* **Work to complete**
Find each line containing the string "risks" and return it.

Collection entries:
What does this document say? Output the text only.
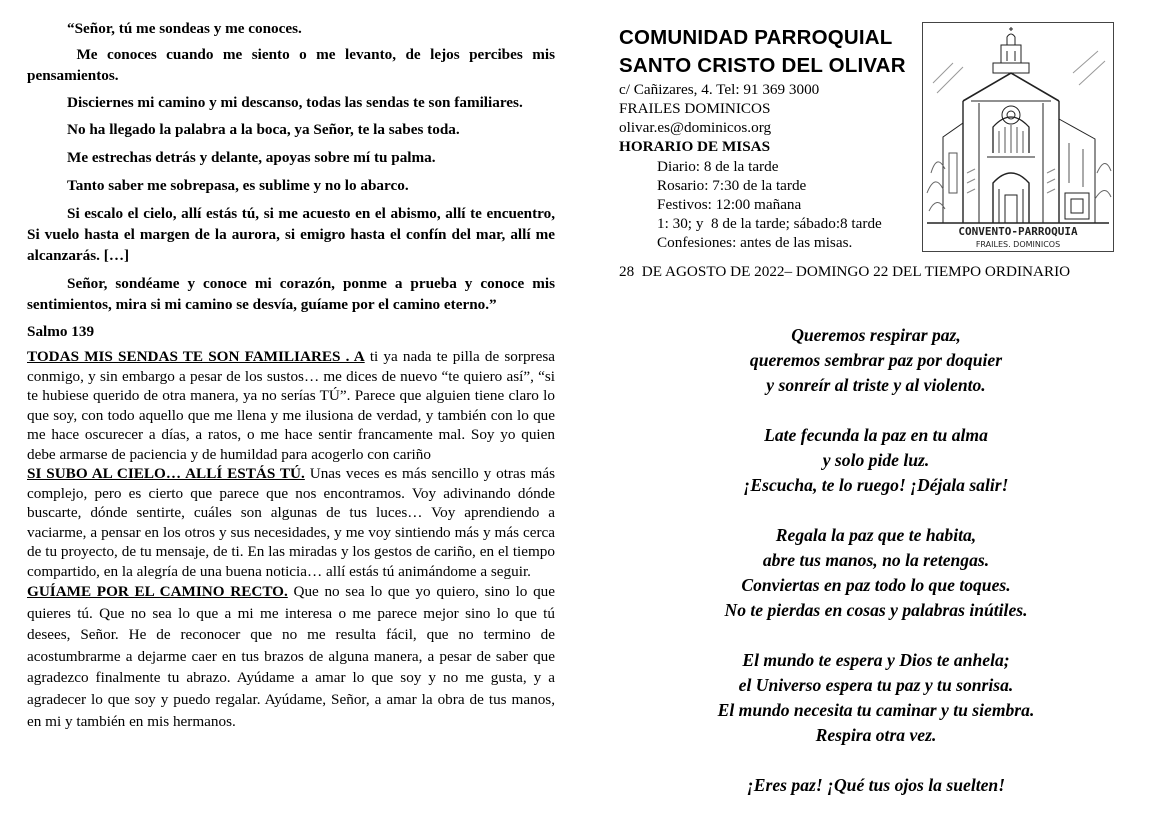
“Señor, tú me sondeas y me conoces.

Me conoces cuando me siento o me levanto, de lejos percibes mis pensamientos.

Disciernes mi camino y mi descanso, todas las sendas te son familiares.

No ha llegado la palabra a la boca, ya Señor, te la sabes toda.

Me estrechas detrás y delante, apoyas sobre mí tu palma.

Tanto saber me sobrepasa, es sublime y no lo abarco.

Si escalo el cielo, allí estás tú, si me acuesto en el abismo, allí te encuentro, Si vuelo hasta el margen de la aurora, si emigro hasta el confín del mar, allí me alcanzarás. […]

Señor, sondéame y conoce mi corazón, ponme a prueba y conoce mis sentimientos, mira si mi camino se desvía, guíame por el camino eterno.”

Salmo 139

TODAS MIS SENDAS TE SON FAMILIARES . A ti ya nada te pilla de sorpresa conmigo, y sin embargo a pesar de los sustos… me dices de nuevo “te quiero así”, “si te hubiese querido de otra manera, ya no serías TÚ”. Parece que alguien tiene claro lo que soy, con todo aquello que me llena y me ilusiona de verdad, y también con lo que me hace oscurecer a días, a ratos, o me hace sentir francamente mal. Soy yo quien debe armarse de paciencia y de humildad para acogerlo con cariño

SI SUBO AL CIELO… ALLÍ ESTÁS TÚ. Unas veces es más sencillo y otras más complejo, pero es cierto que parece que nos encontramos. Voy adivinando dónde buscarte, dónde sentirte, cuáles son algunas de tus luces… Voy aprendiendo a vaciarme, a pensar en los otros y sus necesidades, y me voy sintiendo más y más cerca de tu proyecto, de tu mensaje, de ti. En las miradas y los gestos de cariño, en el tiempo compartido, en la alegría de una buena noticia… allí estás tú animándome a seguir.

GUÍAME POR EL CAMINO RECTO. Que no sea lo que yo quiero, sino lo que quieres tú. Que no sea lo que a mi me interesa o me parece mejor sino lo que tú desees, Señor. He de reconocer que no me resulta fácil, que no termino de acostumbrarme a dejarme caer en tus brazos de alguna manera, a pesar de saber que agradezco finalmente tu abrazo. Ayúdame a amar lo que soy y no me gusta, y a agradecer lo que soy y puedo regalar. Ayúdame, Señor, a amar la obra de tus manos, en mi y también en mis hermanos.

COMUNIDAD PARROQUIAL
SANTO CRISTO DEL OLIVAR
c/ Cañizares, 4. Tel: 91 369 3000
FRAILES DOMINICOS
olivar.es@dominicos.org
HORARIO DE MISAS
Diario: 8 de la tarde
Rosario: 7:30 de la tarde
Festivos: 12:00 mañana
1: 30; y  8 de la tarde; sábado:8 tarde
Confesiones: antes de las misas.
CONVENTO-PARROQUIA
FRAILES. DOMINICOS
28  DE AGOSTO DE 2022– DOMINGO 22 DEL TIEMPO ORDINARIO
Queremos respirar paz,
queremos sembrar paz por doquier
y sonreír al triste y al violento.
Late fecunda la paz en tu alma
y solo pide luz.
¡Escucha, te lo ruego! ¡Déjala salir!
Regala la paz que te habita,
abre tus manos, no la retengas.
Conviertas en paz todo lo que toques.
No te pierdas en cosas y palabras inútiles.
El mundo te espera y Dios te anhela;
el Universo espera tu paz y tu sonrisa.
El mundo necesita tu caminar y tu siembra.
Respira otra vez.
¡Eres paz! ¡Qué tus ojos la suelten!
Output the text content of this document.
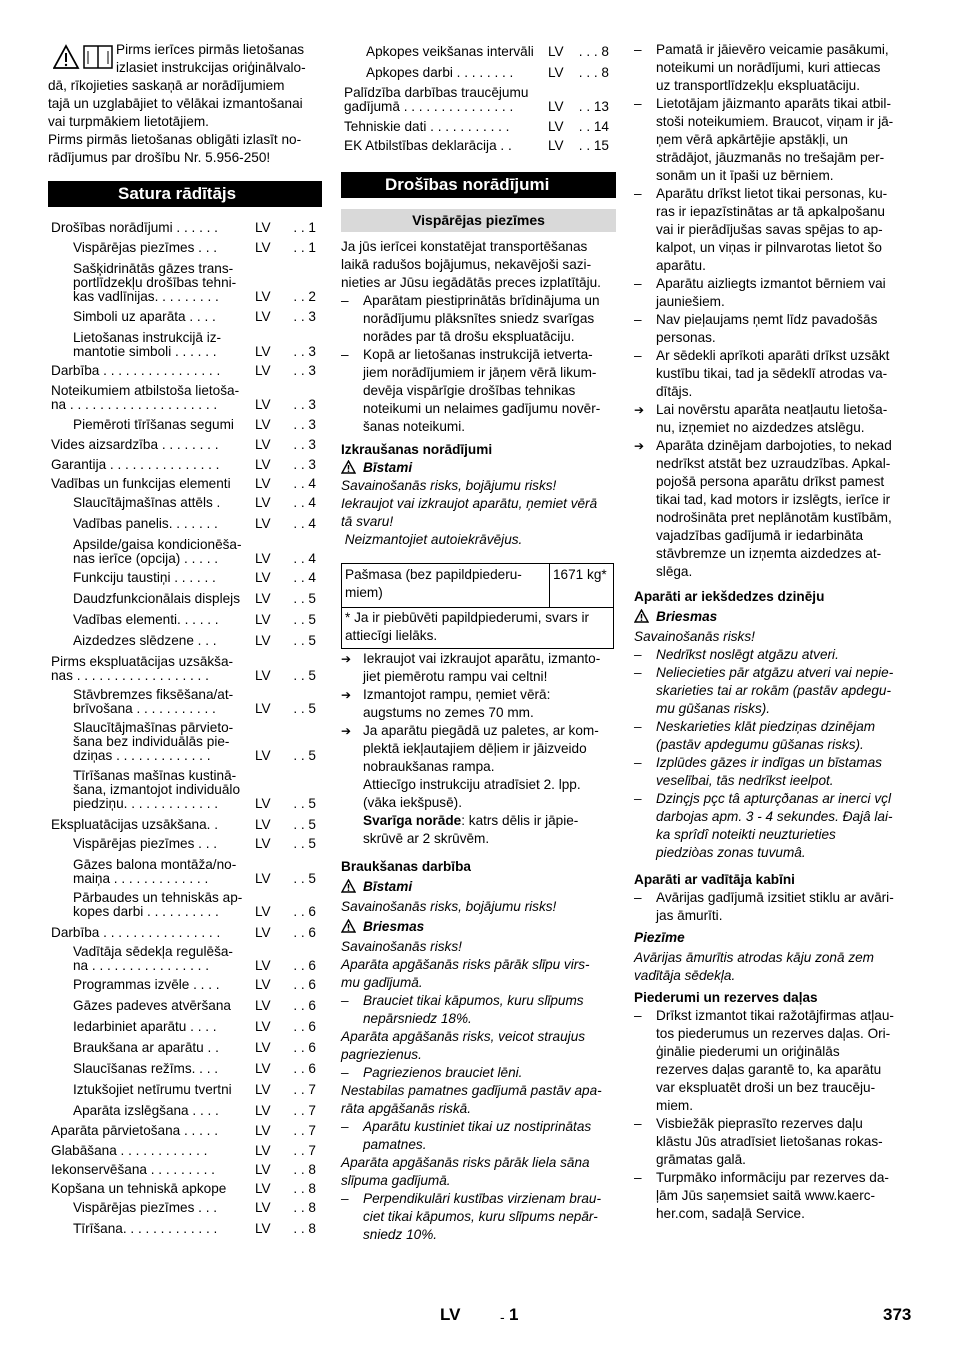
Pirms ierīces pirmās lietošanas
izlasiet instrukcijas oriģinālvalo-
dā, rīkojieties saskaņā ar norādījumiem
tajā un uzglabājiet to vēlākai izmantošanai
vai turpmākiem lietotājiem.
Pirms pirmās lietošanas obligāti izlasīt no-
rādījumus par drošību Nr. 5.956-250!
Satura rādītājs
Drošības norādījumi . . . . . .	LV	. . 1
Vispārējas piezīmes . . .	LV	. . 1
Sašķidrinātās gāzes trans-
portlīdzekļu drošības tehni-
kas vadlīnijas. . . . . . . . .	LV	. . 2
Simboli uz aparāta . . . .	LV	. . 3
Lietošanas instrukcijā iz-
mantotie simboli . . . . . .	LV	. . 3
Darbība . . . . . . . . . . . . . . . .	LV	. . 3
Noteikumiem atbilstoša lietoša-
na . . . . . . . . . . . . . . . . . . . .	LV	. . 3
Piemēroti tīrīšanas segumi	LV	. . 3
Vides aizsardzība . . . . . . . .	LV	. . 3
Garantija . . . . . . . . . . . . . . .	LV	. . 3
Vadības un funkcijas elementi	LV	. . 4
Slaucītājmašīnas attēls .	LV	. . 4
Vadības panelis. . . . . . .	LV	. . 4
Apsilde/gaisa kondicionēša-
nas ierīce (opcija) . . . . .	LV	. . 4
Funkciju taustiņi . . . . . .	LV	. . 4
Daudzfunkcionālais displejs	LV	. . 5
Vadības elementi. . . . . .	LV	. . 5
Aizdedzes slēdzene . . .	LV	. . 5
Pirms ekspluatācijas uzsākša-
nas . . . . . . . . . . . . . . . . . .	LV	. . 5
Stāvbremzes fiksēšana/at-
brīvošana . . . . . . . . . . .	LV	. . 5
Slaucītājmašīnas pārvieto-
šana bez individuālās pie-
dziņas . . . . . . . . . . . . .	LV	. . 5
Tīrīšanas mašīnas kustinā-
šana, izmantojot individuālo
piedziņu. . . . . . . . . . . . .	LV	. . 5
Ekspluatācijas uzsākšana. .	LV	. . 5
Vispārējas piezīmes . . .	LV	. . 5
Gāzes balona montāža/no-
maiņa . . . . . . . . . . . . .	LV	. . 5
Pārbaudes un tehniskās ap-
kopes darbi . . . . . . . . . .	LV	. . 6
Darbība . . . . . . . . . . . . . . . .	LV	. . 6
Vadītāja sēdekļa regulēša-
na . . . . . . . . . . . . . . . .	LV	. . 6
Programmas izvēle . . . .	LV	. . 6
Gāzes padeves atvēršana	LV	. . 6
Iedarbiniet aparātu . . . .	LV	. . 6
Braukšana ar aparātu . .	LV	. . 6
Slaucīšanas režīms. . . .	LV	. . 6
Iztukšojiet netīrumu tvertni	LV	. . 7
Aparāta izslēgšana . . . .	LV	. . 7
Aparāta pārvietošana . . . . .	LV	. . 7
Glabāšana . . . . . . . . . . . .	LV	. . 7
Iekonservēšana . . . . . . . . .	LV	. . 8
Kopšana un tehniskā apkope	LV	. . 8
Vispārējas piezīmes . . .	LV	. . 8
Tīrīšana. . . . . . . . . . . . .	LV	. . 8
Apkopes veikšanas intervāli	LV	. . . 8
Apkopes darbi . . . . . . . .	LV	. . . 8
Palīdzība darbības traucējumu
gadījumā . . . . . . . . . . . . . . .	LV	. . 13
Tehniskie dati . . . . . . . . . . .	LV	. . 14
EK Atbilstības deklarācija . .	LV	. . 15
Drošības norādījumi
Vispārējas piezīmes

Ja jūs ierīcei konstatējat transportēšanas
laikā radušos bojājumus, nekavējoši sazi-
nieties ar Jūsu iegādātās preces izplatītāju.

– Aparātam piestiprinātās brīdinājuma un
norādījumu plāksnītes sniedz svarīgas
norādes par tā drošu ekspluatāciju.
– Kopā ar lietošanas instrukcijā ietverta-
jiem norādījumiem ir jāņem vērā likum-
devēja vispārīgie drošības tehnikas
noteikumi un nelaimes gadījumu novēr-
šanas noteikumi.
Izkraušanas norādījumi
Bīstami
Savainošanās risks, bojājumu risks!
Iekraujot vai izkraujot aparātu, ņemiet vērā
tā svaru!
Neizmantojiet autoiekrāvējus.
Pašmasa (bez papildpiederu-
miem)
1671 kg*
* Ja ir piebūvēti papildpiederumi, svars ir
attiecīgi lielāks.
➔ Iekraujot vai izkraujot aparātu, izmanto-
jiet piemērotu rampu vai celtni!
➔ Izmantojot rampu, ņemiet vērā:
augstums no zemes 70 mm.
➔ Ja aparātu piegādā uz paletes, ar kom-
plektā iekļautajiem dēļiem ir jāizveido
nobraukšanas rampa.
Attiecīgo instrukciju atradīsiet 2. lpp.
(vāka iekšpusē).
Svarīga norāde: katrs dēlis ir jāpie-
skrūvē ar 2 skrūvēm.
Braukšanas darbība
Bīstami
Savainošanās risks, bojājumu risks!
Briesmas
Savainošanās risks!
Aparāta apgāšanās risks pārāk slīpu virs-
mu gadījumā.
– Brauciet tikai kāpumos, kuru slīpums
nepārsniedz 18%.
Aparāta apgāšanās risks, veicot straujus
pagriezienus.
– Pagriezienos brauciet lēni.
Nestabilas pamatnes gadījumā pastāv apa-
rāta apgāšanās riskā.
– Aparātu kustiniet tikai uz nostiprinātas
pamatnes.
Aparāta apgāšanās risks pārāk liela sāna
slīpuma gadījumā.
– Perpendikulāri kustības virzienam brau-
ciet tikai kāpumos, kuru slīpums nepār-
sniedz 10%.
– Pamatā ir jāievēro veicamie pasākumi,
noteikumi un norādījumi, kuri attiecas
uz transportlīdzekļu ekspluatāciju.
– Lietotājam jāizmanto aparāts tikai atbil-
stoši noteikumiem. Braucot, viņam ir jā-
ņem vērā apkārtējie apstākļi, un
strādājot, jāuzmanās no trešajām per-
sonām un it īpaši uz bērniem.
– Aparātu drīkst lietot tikai personas, ku-
ras ir iepazīstinātas ar tā apkalpošanu
vai ir pierādījušas savas spējas to ap-
kalpot, un viņas ir pilnvarotas lietot šo
aparātu.
– Aparātu aizliegts izmantot bērniem vai
jauniešiem.
– Nav pieļaujams ņemt līdz pavadošās
personas.
– Ar sēdekli aprīkoti aparāti drīkst uzsākt
kustību tikai, tad ja sēdeklī atrodas va-
dītājs.
➔ Lai novērstu aparāta neatļautu lietoša-
nu, izņemiet no aizdedzes atslēgu.
➔ Aparāta dzinējam darbojoties, to nekad
nedrīkst atstāt bez uzraudzības. Apkal-
pojošā persona aparātu drīkst pamest
tikai tad, kad motors ir izslēgts, ierīce ir
nodrošināta pret neplānotām kustībām,
vajadzības gadījumā ir iedarbināta
stāvbremze un izņemta aizdedzes at-
slēga.
Aparāti ar iekšdedzes dzinēju
Briesmas
Savainošanās risks!
– Nedrīkst noslēgt atgāzu atveri.
– Neliecieties pār atgāzu atveri vai nepie-
skarieties tai ar rokām (pastāv apdegu-
mu gūšanas risks).
– Neskarieties klāt piedziņas dzinējam
(pastāv apdegumu gūšanas risks).
– Izplūdes gāzes ir indīgas un bīstamas
veselībai, tās nedrīkst ieelpot.
– Dzinçjs pçc tâ apturçðanas ar inerci vçl
darbojas apm. 3 - 4 sekundes. Ðajâ lai-
ka sprîdî noteikti neuzturieties
piedziòas zonas tuvumâ.
Aparāti ar vadītāja kabīni
– Avārijas gadījumā izsitiet stiklu ar avāri-
jas āmurīti.
Piezīme
Avārijas āmurītis atrodas kāju zonā zem
vadītāja sēdekļa.
Piederumi un rezerves daļas
– Drīkst izmantot tikai ražotājfirmas atļau-
tos piederumus un rezerves daļas. Ori-
ģinālie piederumi un oriģinālās
rezerves daļas garantē to, ka aparātu
var ekspluatēt droši un bez traucēju-
miem.
– Visbiežāk pieprasīto rezerves daļu
klāstu Jūs atradīsiet lietošanas rokas-
grāmatas galā.
– Turpmāko informāciju par rezerves da-
ļām Jūs saņemsiet saitā www.kaerc-
her.com, sadaļā Service.
LV	- 1	373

* **Answer to the task**
Savainošanās risks, bojājumu risks!
Savainošanās risks, bojājumu risks!
Savainošanās risks!
Aparāta apgāšanās risks pārāk slīpu virs-
Aparāta apgāšanās risks, veicot straujus
Aparāta apgāšanās risks pārāk liela sāna
Savainošanās risks!
mu gūšanas risks).
(pastāv apdegumu gūšanas risks).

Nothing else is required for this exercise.